### [What the task requires]
Produce an exact transcription of the listing below, omitting the pictures.

### [Data provided]
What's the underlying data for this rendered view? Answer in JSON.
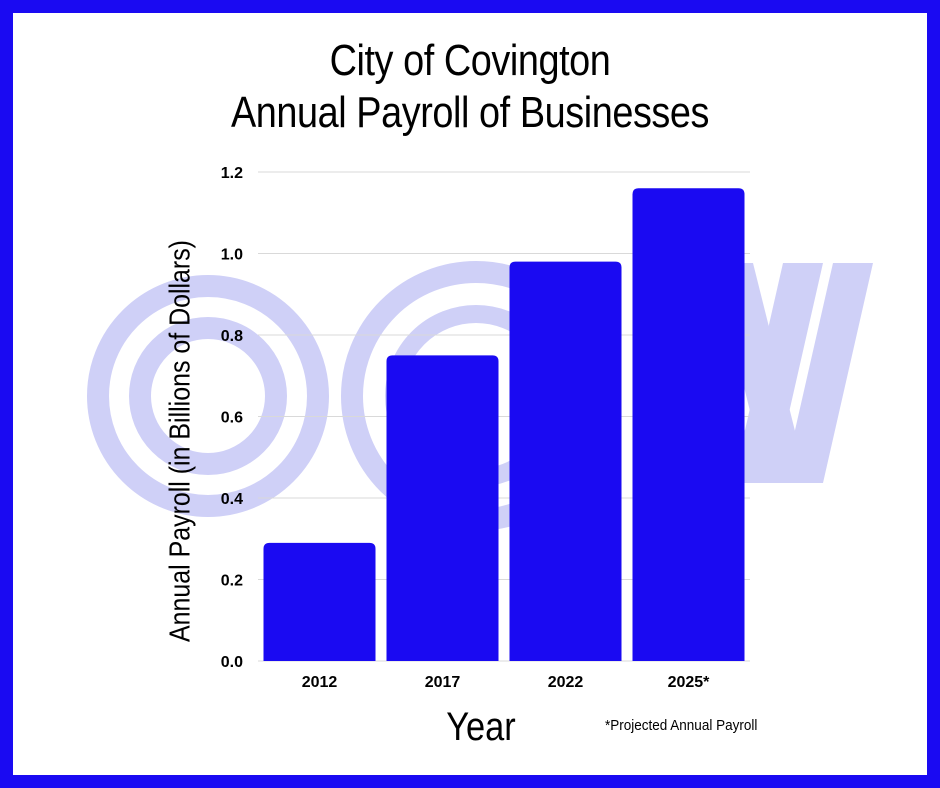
{
  "chart_data": {
    "type": "bar",
    "title_lines": [
      "City of Covington",
      "Annual Payroll of Businesses"
    ],
    "categories": [
      "2012",
      "2017",
      "2022",
      "2025*"
    ],
    "values": [
      0.29,
      0.75,
      0.98,
      1.16
    ],
    "xlabel": "Year",
    "ylabel": "Annual Payroll (in Billions of Dollars)",
    "ylim": [
      0,
      1.2
    ],
    "yticks": [
      "0.0",
      "0.2",
      "0.4",
      "0.6",
      "0.8",
      "1.0",
      "1.2"
    ],
    "grid": true,
    "footnote": "*Projected Annual Payroll",
    "bar_color": "#1a0af2",
    "watermark_color": "#cfd0f7"
  }
}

### [Result of the exercise]
What's the underlying data for this rendered view? Answer in JSON.
{
  "chart_data": {
    "type": "bar",
    "title_lines": [
      "City of Covington",
      "Annual Payroll of Businesses"
    ],
    "categories": [
      "2012",
      "2017",
      "2022",
      "2025*"
    ],
    "values": [
      0.29,
      0.75,
      0.98,
      1.16
    ],
    "xlabel": "Year",
    "ylabel": "Annual Payroll (in Billions of Dollars)",
    "ylim": [
      0,
      1.2
    ],
    "yticks": [
      "0.0",
      "0.2",
      "0.4",
      "0.6",
      "0.8",
      "1.0",
      "1.2"
    ],
    "grid": true,
    "footnote": "*Projected Annual Payroll",
    "bar_color": "#1a0af2",
    "watermark_color": "#cfd0f7"
  }
}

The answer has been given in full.